- [EXERCISE BRIEF]:
Extract all lines containing "Loading".

Dataset items:
——————————

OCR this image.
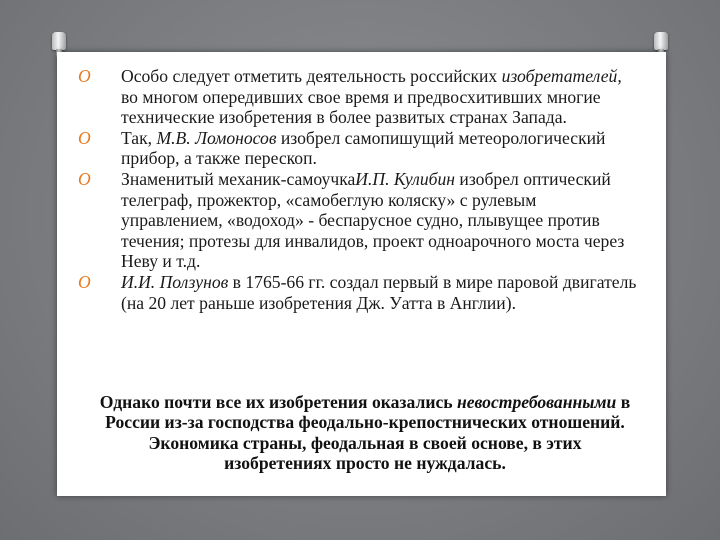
O	Особо следует отметить деятельность российских изобретателей, во многом опередивших свое время и предвосхитивших многие технические изобретения в более развитых странах Запада.
O	Так, М.В. Ломоносов изобрел самопишущий метеорологический прибор, а также перескоп.
O	Знаменитый механик-самоучкаИ.П. Кулибин изобрел оптический телеграф, прожектор, «самобеглую коляску» с рулевым управлением, «водоход» - беспарусное судно, плывущее против течения; протезы для инвалидов, проект одноарочного моста через Неву и т.д.
O	И.И. Ползунов в 1765-66 гг. создал первый в мире паровой двигатель (на 20 лет раньше изобретения Дж. Уатта в Англии).

Однако почти все их изобретения оказались невостребованными в России из-за господства феодально-крепостнических отношений. Экономика страны, феодальная в своей основе, в этих изобретениях просто не нуждалась.
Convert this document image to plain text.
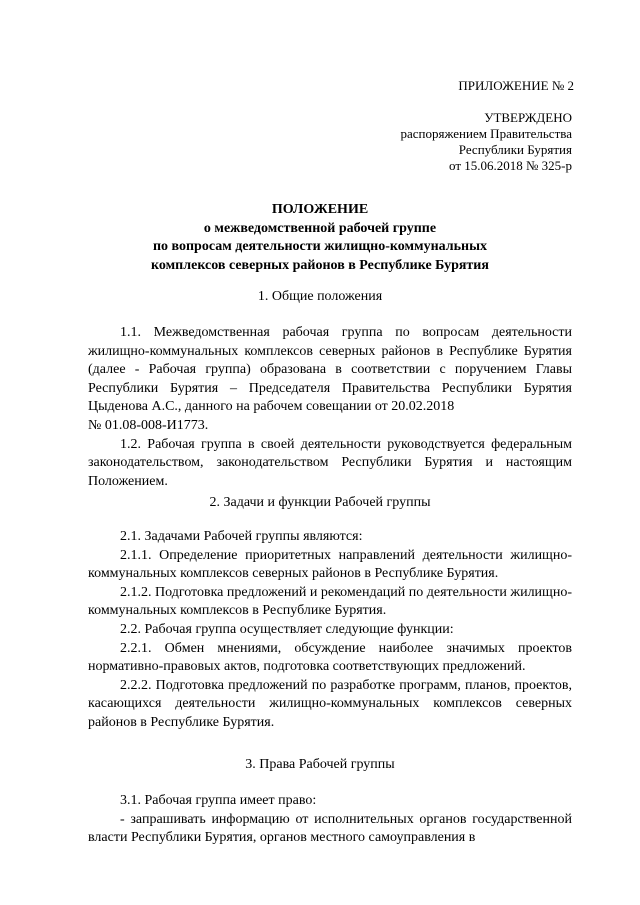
ПРИЛОЖЕНИЕ № 2
УТВЕРЖДЕНО
распоряжением Правительства
Республики Бурятия
от 15.06.2018 № 325-р
ПОЛОЖЕНИЕ
о межведомственной рабочей группе
по вопросам деятельности жилищно-коммунальных
комплексов северных районов в Республике Бурятия
1. Общие положения

1.1. Межведомственная рабочая группа по вопросам деятельности жилищно-коммунальных комплексов северных районов в Республике Бурятия (далее - Рабочая группа) образована в соответствии с поручением Главы Республики Бурятия – Председателя Правительства Республики Бурятия Цыденова А.С., данного на рабочем совещании от 20.02.2018

№ 01.08-008-И1773.

1.2. Рабочая группа в своей деятельности руководствуется федеральным законодательством, законодательством Республики Бурятия и настоящим Положением.

2. Задачи и функции Рабочей группы

2.1. Задачами Рабочей группы являются:

2.1.1. Определение приоритетных направлений деятельности жилищно-коммунальных комплексов северных районов в Республике Бурятия.

2.1.2. Подготовка предложений и рекомендаций по деятельности жилищно-коммунальных комплексов в Республике Бурятия.

2.2. Рабочая группа осуществляет следующие функции:

2.2.1. Обмен мнениями, обсуждение наиболее значимых проектов нормативно-правовых актов, подготовка соответствующих предложений.

2.2.2. Подготовка предложений по разработке программ, планов, проектов, касающихся деятельности жилищно-коммунальных комплексов северных районов в Республике Бурятия.

3. Права Рабочей группы

3.1. Рабочая группа имеет право:

- запрашивать информацию от исполнительных органов государственной власти Республики Бурятия, органов местного самоуправления в
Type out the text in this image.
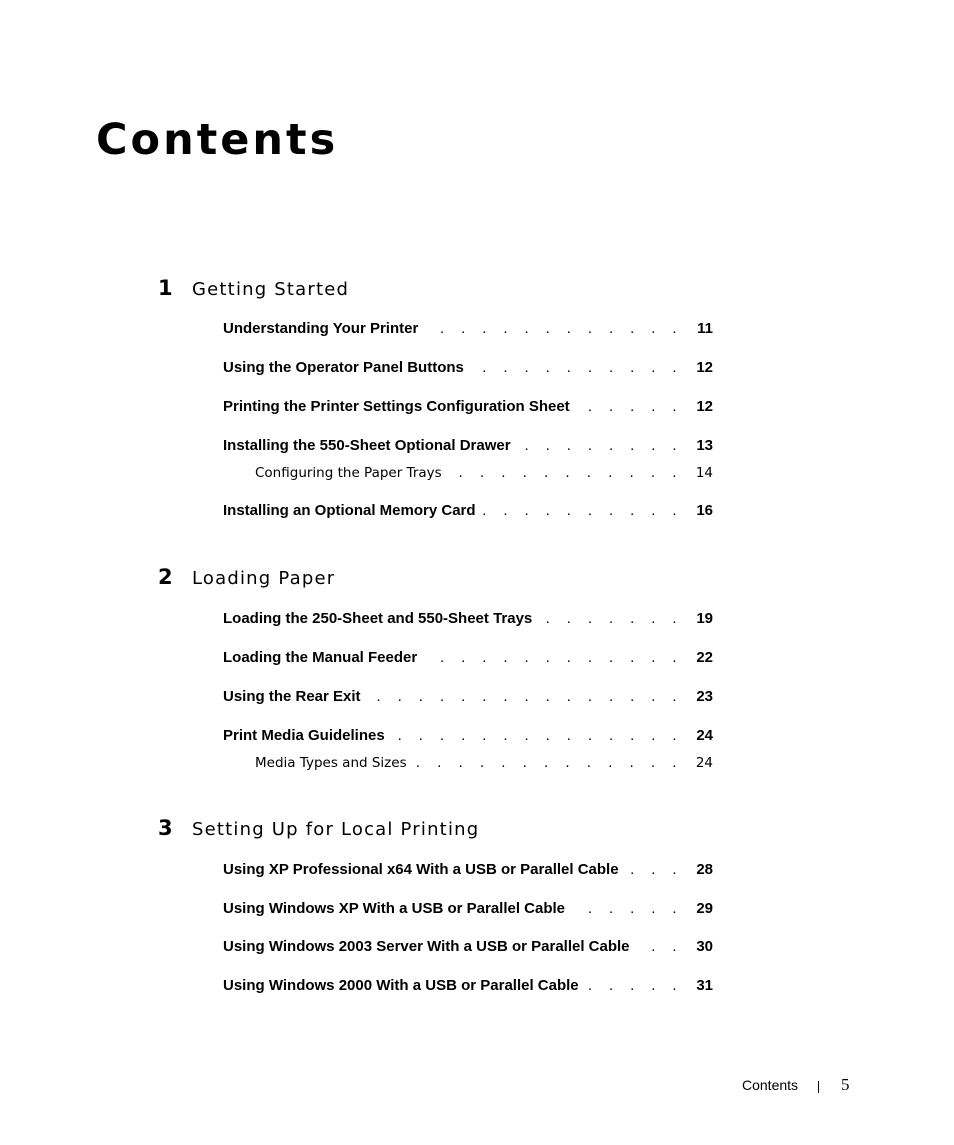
Contents
1	Getting Started
Understanding Your Printer . . .	11
Using the Operator Panel Buttons . . .	12
Printing the Printer Settings Configuration Sheet . . .	12
Installing the 550-Sheet Optional Drawer . . .	13
Configuring the Paper Trays . . .	14
Installing an Optional Memory Card . . .	16
2	Loading Paper
Loading the 250-Sheet and 550-Sheet Trays . . .	19
Loading the Manual Feeder . . .	22
Using the Rear Exit . . .	23
Print Media Guidelines . . .	24
Media Types and Sizes . . .	24
3	Setting Up for Local Printing
Using XP Professional x64 With a USB or Parallel Cable . . .	28
Using Windows XP With a USB or Parallel Cable . . .	29
Using Windows 2003 Server With a USB or Parallel Cable . . .	30
Using Windows 2000 With a USB or Parallel Cable . . .	31
Contents	5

——————————

- [WRITTEN ANSWER]:
2	Loading Paper
Loading the 250-Sheet and 550-Sheet Trays . . .	19
Loading the Manual Feeder . . .	22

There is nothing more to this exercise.